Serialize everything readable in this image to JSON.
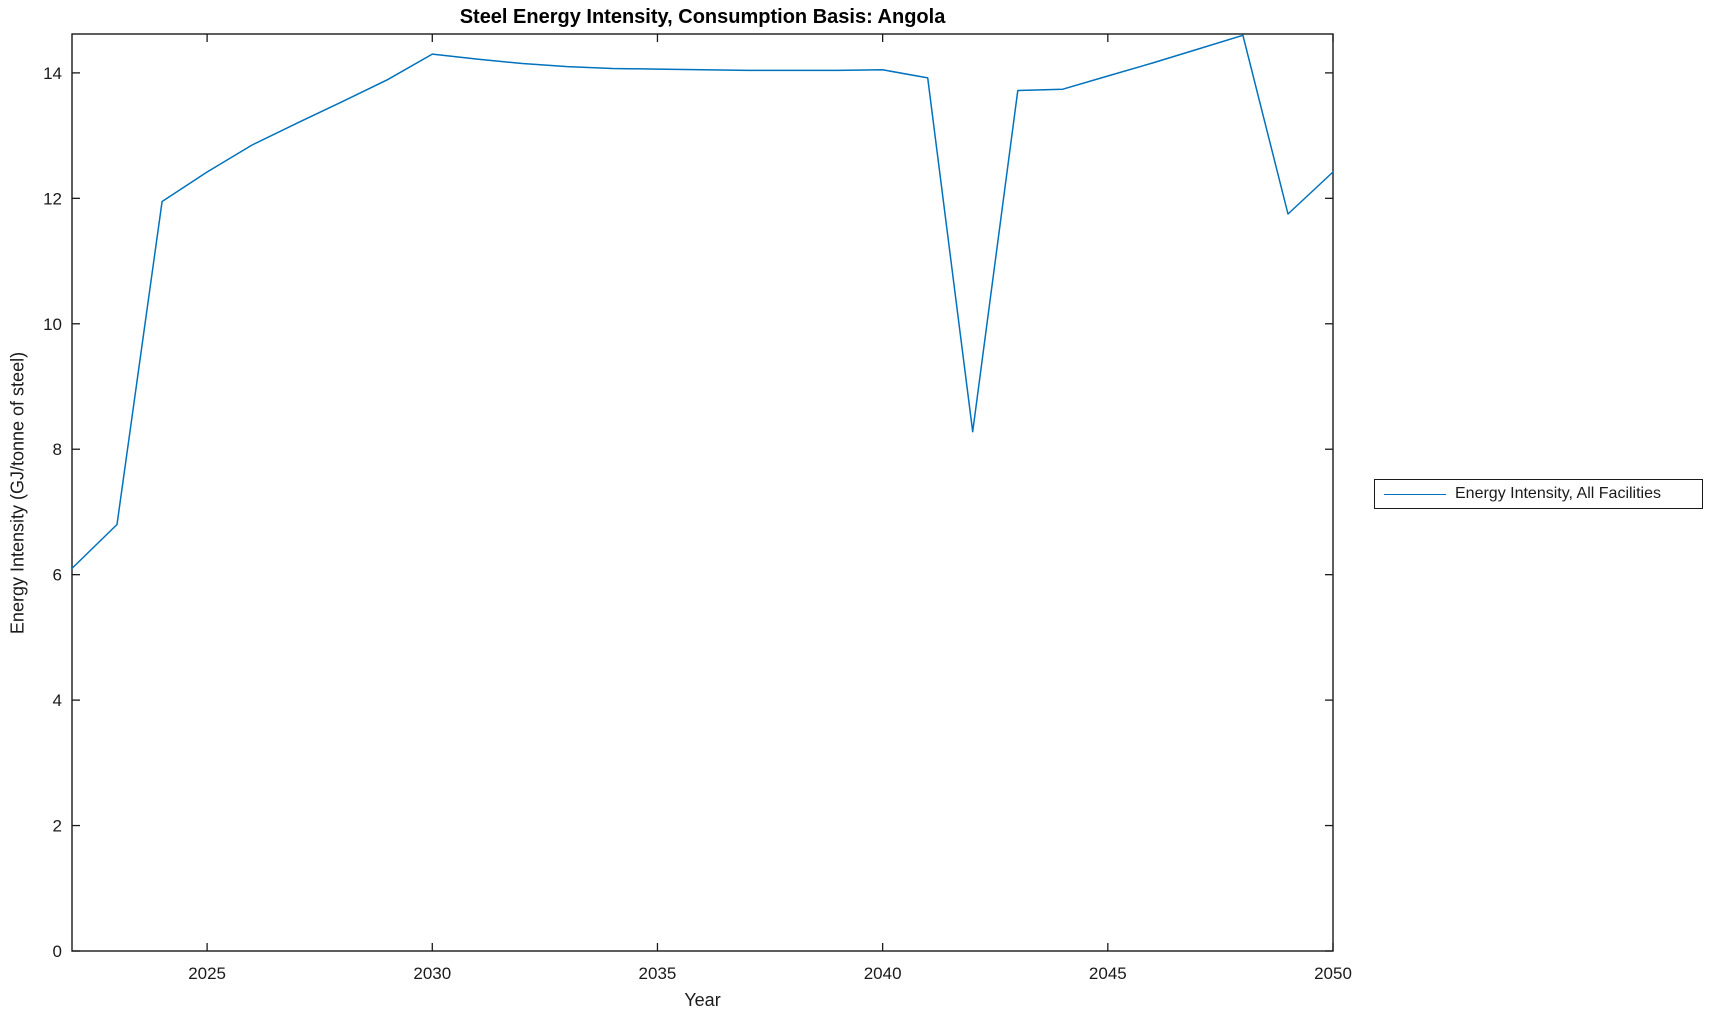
{
  "chart_data": {
    "type": "line",
    "title": "Steel Energy Intensity, Consumption Basis: Angola",
    "xlabel": "Year",
    "ylabel": "Energy Intensity (GJ/tonne of steel)",
    "xlim": [
      2022,
      2050
    ],
    "ylim": [
      0,
      14.62
    ],
    "x_ticks": [
      2025,
      2030,
      2035,
      2040,
      2045,
      2050
    ],
    "y_ticks": [
      0,
      2,
      4,
      6,
      8,
      10,
      12,
      14
    ],
    "grid": false,
    "box": true,
    "tick_direction": "in",
    "legend": {
      "position": "outside-right-middle",
      "entries": [
        {
          "label": "Energy Intensity, All Facilities",
          "color": "#0072BD"
        }
      ]
    },
    "series": [
      {
        "name": "Energy Intensity, All Facilities",
        "color": "#0072BD",
        "x": [
          2022,
          2023,
          2024,
          2025,
          2026,
          2027,
          2028,
          2029,
          2030,
          2031,
          2032,
          2033,
          2034,
          2035,
          2036,
          2037,
          2038,
          2039,
          2040,
          2041,
          2042,
          2043,
          2044,
          2045,
          2046,
          2047,
          2048,
          2049,
          2050
        ],
        "y": [
          6.1,
          6.8,
          11.95,
          12.42,
          12.85,
          13.2,
          13.54,
          13.89,
          14.3,
          14.22,
          14.15,
          14.1,
          14.07,
          14.06,
          14.05,
          14.04,
          14.04,
          14.04,
          14.05,
          13.92,
          8.28,
          13.72,
          13.74,
          13.95,
          14.16,
          14.38,
          14.6,
          11.75,
          12.42
        ]
      }
    ],
    "colors": {
      "line": "#0072BD",
      "axis": "#1a1a1a",
      "background": "#ffffff",
      "title": "#000000"
    }
  }
}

....

* _Task details_
Reproduce every entry word for word, but omit the pictures.

* _Finished task_
Serialize everything readable in this image to JSON.
{
  "chart_data": {
    "type": "line",
    "title": "Steel Energy Intensity, Consumption Basis: Angola",
    "xlabel": "Year",
    "ylabel": "Energy Intensity (GJ/tonne of steel)",
    "xlim": [
      2022,
      2050
    ],
    "ylim": [
      0,
      14.62
    ],
    "x_ticks": [
      2025,
      2030,
      2035,
      2040,
      2045,
      2050
    ],
    "y_ticks": [
      0,
      2,
      4,
      6,
      8,
      10,
      12,
      14
    ],
    "grid": false,
    "box": true,
    "tick_direction": "in",
    "legend": {
      "position": "outside-right-middle",
      "entries": [
        {
          "label": "Energy Intensity, All Facilities",
          "color": "#0072BD"
        }
      ]
    },
    "series": [
      {
        "name": "Energy Intensity, All Facilities",
        "color": "#0072BD",
        "x": [
          2022,
          2023,
          2024,
          2025,
          2026,
          2027,
          2028,
          2029,
          2030,
          2031,
          2032,
          2033,
          2034,
          2035,
          2036,
          2037,
          2038,
          2039,
          2040,
          2041,
          2042,
          2043,
          2044,
          2045,
          2046,
          2047,
          2048,
          2049,
          2050
        ],
        "y": [
          6.1,
          6.8,
          11.95,
          12.42,
          12.85,
          13.2,
          13.54,
          13.89,
          14.3,
          14.22,
          14.15,
          14.1,
          14.07,
          14.06,
          14.05,
          14.04,
          14.04,
          14.04,
          14.05,
          13.92,
          8.28,
          13.72,
          13.74,
          13.95,
          14.16,
          14.38,
          14.6,
          11.75,
          12.42
        ]
      }
    ],
    "colors": {
      "line": "#0072BD",
      "axis": "#1a1a1a",
      "background": "#ffffff",
      "title": "#000000"
    }
  }
}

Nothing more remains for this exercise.